#### [WHAT THE EXERCISE ASKS]
Copy each line below that contains "JSON".

Stored entries
□ □ □ □ □
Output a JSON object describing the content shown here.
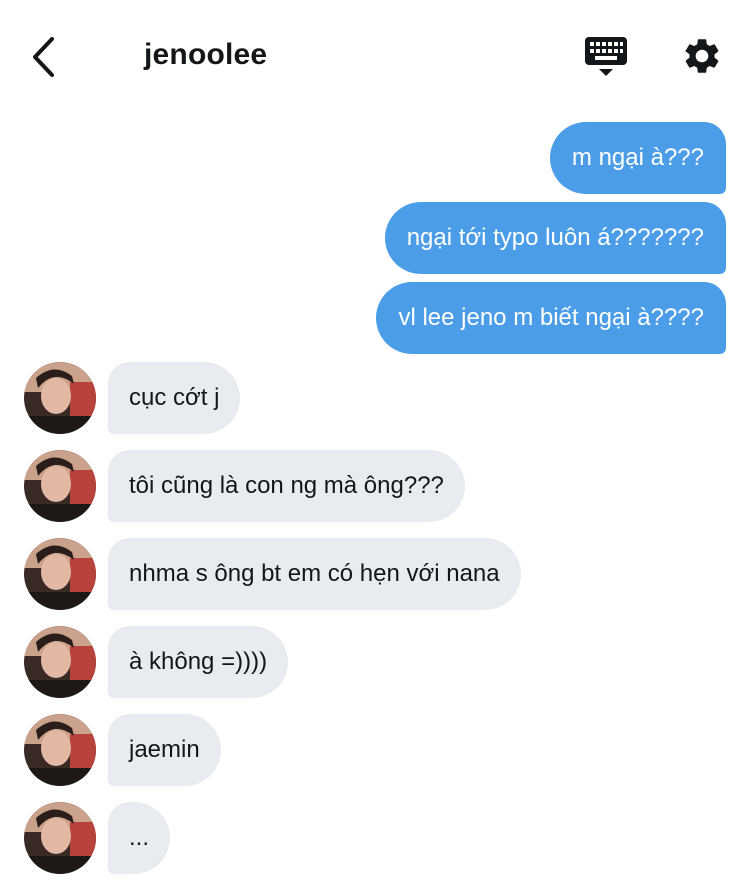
{
  "header": {
    "title": "jenoolee",
    "back_icon": "chevron-left-icon",
    "keyboard_icon": "keyboard-icon",
    "settings_icon": "gear-icon"
  },
  "colors": {
    "outgoing_bubble": "#4b9de8",
    "incoming_bubble": "#e8ebef",
    "text": "#14171a"
  },
  "messages": {
    "outgoing": [
      {
        "text": "m ngại à???"
      },
      {
        "text": "ngại tới typo luôn á???????"
      },
      {
        "text": "vl lee jeno m biết ngại à????"
      }
    ],
    "incoming": [
      {
        "text": "cục cớt j"
      },
      {
        "text": "tôi cũng là con ng mà ông???"
      },
      {
        "text": "nhma s ông bt em có hẹn với nana"
      },
      {
        "text": "à không =))))"
      },
      {
        "text": "jaemin"
      },
      {
        "text": "..."
      }
    ]
  }
}
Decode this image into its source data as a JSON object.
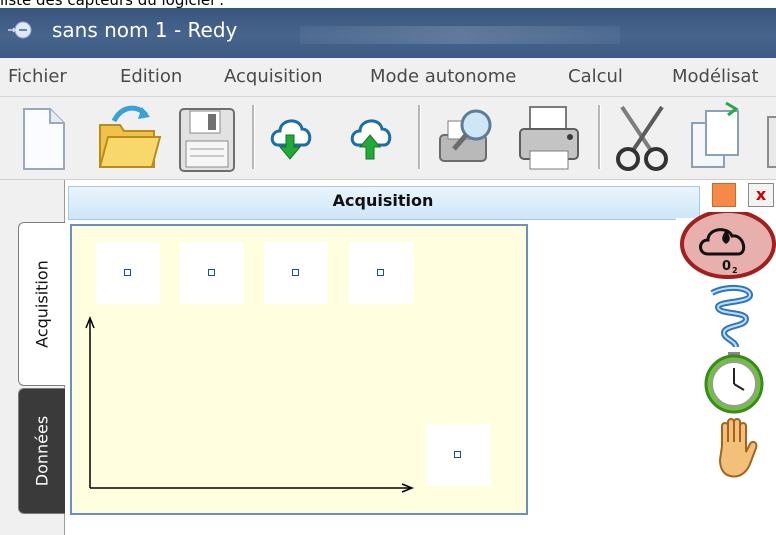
□ □ □ □ □
#### [RESULT BELOW]
Output a JSON object describing the content shown here.
Decode this image into its source data as a JSON object.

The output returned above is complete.